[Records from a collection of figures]
>> Begin
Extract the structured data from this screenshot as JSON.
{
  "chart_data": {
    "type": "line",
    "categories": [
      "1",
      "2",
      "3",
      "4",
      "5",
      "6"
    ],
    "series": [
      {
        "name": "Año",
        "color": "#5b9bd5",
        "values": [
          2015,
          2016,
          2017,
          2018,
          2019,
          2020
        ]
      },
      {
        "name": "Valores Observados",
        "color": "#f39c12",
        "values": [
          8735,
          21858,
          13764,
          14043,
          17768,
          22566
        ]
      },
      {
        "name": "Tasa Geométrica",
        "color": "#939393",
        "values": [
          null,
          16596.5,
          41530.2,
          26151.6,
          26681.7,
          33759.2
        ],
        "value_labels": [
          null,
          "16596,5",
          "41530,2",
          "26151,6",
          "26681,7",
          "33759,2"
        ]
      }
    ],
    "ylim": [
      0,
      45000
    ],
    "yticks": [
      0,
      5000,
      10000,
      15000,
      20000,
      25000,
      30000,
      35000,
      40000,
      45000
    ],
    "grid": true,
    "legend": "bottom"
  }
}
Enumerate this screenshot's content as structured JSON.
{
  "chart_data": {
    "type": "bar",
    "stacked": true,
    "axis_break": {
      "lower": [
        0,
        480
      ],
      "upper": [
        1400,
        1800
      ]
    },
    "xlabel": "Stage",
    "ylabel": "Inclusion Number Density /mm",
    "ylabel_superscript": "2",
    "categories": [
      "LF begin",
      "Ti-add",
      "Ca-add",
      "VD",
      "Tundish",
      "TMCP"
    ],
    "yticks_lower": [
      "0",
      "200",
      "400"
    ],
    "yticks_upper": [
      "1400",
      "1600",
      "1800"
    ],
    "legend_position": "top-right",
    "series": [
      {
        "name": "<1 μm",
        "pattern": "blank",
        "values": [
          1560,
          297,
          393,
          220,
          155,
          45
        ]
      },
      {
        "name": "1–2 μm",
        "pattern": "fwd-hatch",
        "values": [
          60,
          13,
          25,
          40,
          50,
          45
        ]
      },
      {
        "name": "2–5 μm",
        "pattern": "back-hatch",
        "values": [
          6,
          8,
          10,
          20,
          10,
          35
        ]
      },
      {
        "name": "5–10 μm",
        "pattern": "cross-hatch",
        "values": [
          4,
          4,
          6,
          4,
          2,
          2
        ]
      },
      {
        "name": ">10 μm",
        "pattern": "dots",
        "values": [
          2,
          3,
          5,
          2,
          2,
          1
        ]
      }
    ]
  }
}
>> End
Look through the listing above and count the lines where the string "pattern" appears. Report the number only.

5